DESCRIPTION OF THE TASK
Output the material below in full, exactly as it is.

═══ RECORD EXTRACTS ═══

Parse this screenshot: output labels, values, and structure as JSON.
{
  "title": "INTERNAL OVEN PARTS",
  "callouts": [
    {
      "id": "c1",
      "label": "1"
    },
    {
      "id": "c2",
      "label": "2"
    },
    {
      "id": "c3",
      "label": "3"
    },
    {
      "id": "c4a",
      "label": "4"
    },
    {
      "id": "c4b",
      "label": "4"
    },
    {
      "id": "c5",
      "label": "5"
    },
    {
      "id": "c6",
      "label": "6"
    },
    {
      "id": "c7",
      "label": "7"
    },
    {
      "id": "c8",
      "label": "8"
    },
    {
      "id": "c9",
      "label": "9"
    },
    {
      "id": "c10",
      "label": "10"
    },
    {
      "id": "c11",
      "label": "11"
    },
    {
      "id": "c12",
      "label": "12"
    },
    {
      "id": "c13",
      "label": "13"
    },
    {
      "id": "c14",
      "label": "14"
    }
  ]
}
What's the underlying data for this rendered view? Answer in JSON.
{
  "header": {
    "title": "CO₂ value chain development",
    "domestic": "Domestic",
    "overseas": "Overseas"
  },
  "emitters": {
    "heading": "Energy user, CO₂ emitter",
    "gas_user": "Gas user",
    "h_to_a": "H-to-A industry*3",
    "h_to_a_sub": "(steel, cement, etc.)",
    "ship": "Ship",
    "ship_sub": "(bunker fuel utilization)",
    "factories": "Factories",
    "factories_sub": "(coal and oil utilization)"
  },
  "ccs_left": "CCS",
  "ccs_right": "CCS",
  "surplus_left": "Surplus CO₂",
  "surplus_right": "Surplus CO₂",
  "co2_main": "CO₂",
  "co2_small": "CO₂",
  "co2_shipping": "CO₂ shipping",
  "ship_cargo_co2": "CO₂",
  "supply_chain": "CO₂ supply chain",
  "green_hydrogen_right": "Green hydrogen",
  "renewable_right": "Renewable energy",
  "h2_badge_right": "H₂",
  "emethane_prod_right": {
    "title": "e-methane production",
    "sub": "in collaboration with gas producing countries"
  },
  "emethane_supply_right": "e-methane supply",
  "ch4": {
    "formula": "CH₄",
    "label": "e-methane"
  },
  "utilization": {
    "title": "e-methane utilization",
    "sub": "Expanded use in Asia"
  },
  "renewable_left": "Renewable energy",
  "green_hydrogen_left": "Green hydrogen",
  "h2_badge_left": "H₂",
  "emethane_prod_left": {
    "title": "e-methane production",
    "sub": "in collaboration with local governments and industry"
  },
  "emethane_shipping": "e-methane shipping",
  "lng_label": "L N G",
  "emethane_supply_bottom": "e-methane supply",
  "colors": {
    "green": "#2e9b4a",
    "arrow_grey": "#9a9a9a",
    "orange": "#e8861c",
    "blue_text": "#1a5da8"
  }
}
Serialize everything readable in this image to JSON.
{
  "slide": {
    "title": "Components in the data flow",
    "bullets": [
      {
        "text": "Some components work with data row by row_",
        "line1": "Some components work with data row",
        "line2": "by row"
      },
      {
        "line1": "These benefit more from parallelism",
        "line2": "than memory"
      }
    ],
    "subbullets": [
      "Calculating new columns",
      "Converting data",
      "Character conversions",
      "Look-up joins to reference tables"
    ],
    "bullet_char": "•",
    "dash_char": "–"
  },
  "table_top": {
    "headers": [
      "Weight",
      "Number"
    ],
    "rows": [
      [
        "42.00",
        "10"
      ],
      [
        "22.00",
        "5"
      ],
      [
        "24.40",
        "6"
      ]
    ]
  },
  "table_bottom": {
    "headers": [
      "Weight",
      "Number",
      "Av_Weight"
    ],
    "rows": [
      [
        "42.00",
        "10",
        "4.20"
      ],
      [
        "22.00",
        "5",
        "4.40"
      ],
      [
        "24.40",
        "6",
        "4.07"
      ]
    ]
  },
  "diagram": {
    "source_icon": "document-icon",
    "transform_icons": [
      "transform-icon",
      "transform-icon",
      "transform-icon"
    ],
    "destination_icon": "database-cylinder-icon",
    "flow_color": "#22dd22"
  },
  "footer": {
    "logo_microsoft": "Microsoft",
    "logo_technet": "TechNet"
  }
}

═══

SOLVED EXERCISE
Parse this screenshot: output labels, values, and structure as JSON.
{
  "title": "INTERNAL OVEN PARTS",
  "callouts": [
    {
      "id": "c1",
      "label": "1"
    },
    {
      "id": "c2",
      "label": "2"
    },
    {
      "id": "c3",
      "label": "3"
    },
    {
      "id": "c4a",
      "label": "4"
    },
    {
      "id": "c4b",
      "label": "4"
    },
    {
      "id": "c5",
      "label": "5"
    },
    {
      "id": "c6",
      "label": "6"
    },
    {
      "id": "c7",
      "label": "7"
    },
    {
      "id": "c8",
      "label": "8"
    },
    {
      "id": "c9",
      "label": "9"
    },
    {
      "id": "c10",
      "label": "10"
    },
    {
      "id": "c11",
      "label": "11"
    },
    {
      "id": "c12",
      "label": "12"
    },
    {
      "id": "c13",
      "label": "13"
    },
    {
      "id": "c14",
      "label": "14"
    }
  ]
}
What's the underlying data for this rendered view? Answer in JSON.
{
  "header": {
    "title": "CO₂ value chain development",
    "domestic": "Domestic",
    "overseas": "Overseas"
  },
  "emitters": {
    "heading": "Energy user, CO₂ emitter",
    "gas_user": "Gas user",
    "h_to_a": "H-to-A industry*3",
    "h_to_a_sub": "(steel, cement, etc.)",
    "ship": "Ship",
    "ship_sub": "(bunker fuel utilization)",
    "factories": "Factories",
    "factories_sub": "(coal and oil utilization)"
  },
  "ccs_left": "CCS",
  "ccs_right": "CCS",
  "surplus_left": "Surplus CO₂",
  "surplus_right": "Surplus CO₂",
  "co2_main": "CO₂",
  "co2_small": "CO₂",
  "co2_shipping": "CO₂ shipping",
  "ship_cargo_co2": "CO₂",
  "supply_chain": "CO₂ supply chain",
  "green_hydrogen_right": "Green hydrogen",
  "renewable_right": "Renewable energy",
  "h2_badge_right": "H₂",
  "emethane_prod_right": {
    "title": "e-methane production",
    "sub": "in collaboration with gas producing countries"
  },
  "emethane_supply_right": "e-methane supply",
  "ch4": {
    "formula": "CH₄",
    "label": "e-methane"
  },
  "utilization": {
    "title": "e-methane utilization",
    "sub": "Expanded use in Asia"
  },
  "renewable_left": "Renewable energy",
  "green_hydrogen_left": "Green hydrogen",
  "h2_badge_left": "H₂",
  "emethane_prod_left": {
    "title": "e-methane production",
    "sub": "in collaboration with local governments and industry"
  },
  "emethane_shipping": "e-methane shipping",
  "lng_label": "L N G",
  "emethane_supply_bottom": "e-methane supply",
  "colors": {
    "green": "#2e9b4a",
    "arrow_grey": "#9a9a9a",
    "orange": "#e8861c",
    "blue_text": "#1a5da8"
  }
}
Serialize everything readable in this image to JSON.
{
  "slide": {
    "title": "Components in the data flow",
    "bullets": [
      {
        "text": "Some components work with data row by row_",
        "line1": "Some components work with data row",
        "line2": "by row"
      },
      {
        "line1": "These benefit more from parallelism",
        "line2": "than memory"
      }
    ],
    "subbullets": [
      "Calculating new columns",
      "Converting data",
      "Character conversions",
      "Look-up joins to reference tables"
    ],
    "bullet_char": "•",
    "dash_char": "–"
  },
  "table_top": {
    "headers": [
      "Weight",
      "Number"
    ],
    "rows": [
      [
        "42.00",
        "10"
      ],
      [
        "22.00",
        "5"
      ],
      [
        "24.40",
        "6"
      ]
    ]
  },
  "table_bottom": {
    "headers": [
      "Weight",
      "Number",
      "Av_Weight"
    ],
    "rows": [
      [
        "42.00",
        "10",
        "4.20"
      ],
      [
        "22.00",
        "5",
        "4.40"
      ],
      [
        "24.40",
        "6",
        "4.07"
      ]
    ]
  },
  "diagram": {
    "source_icon": "document-icon",
    "transform_icons": [
      "transform-icon",
      "transform-icon",
      "transform-icon"
    ],
    "destination_icon": "database-cylinder-icon",
    "flow_color": "#22dd22"
  },
  "footer": {
    "logo_microsoft": "Microsoft",
    "logo_technet": "TechNet"
  }
}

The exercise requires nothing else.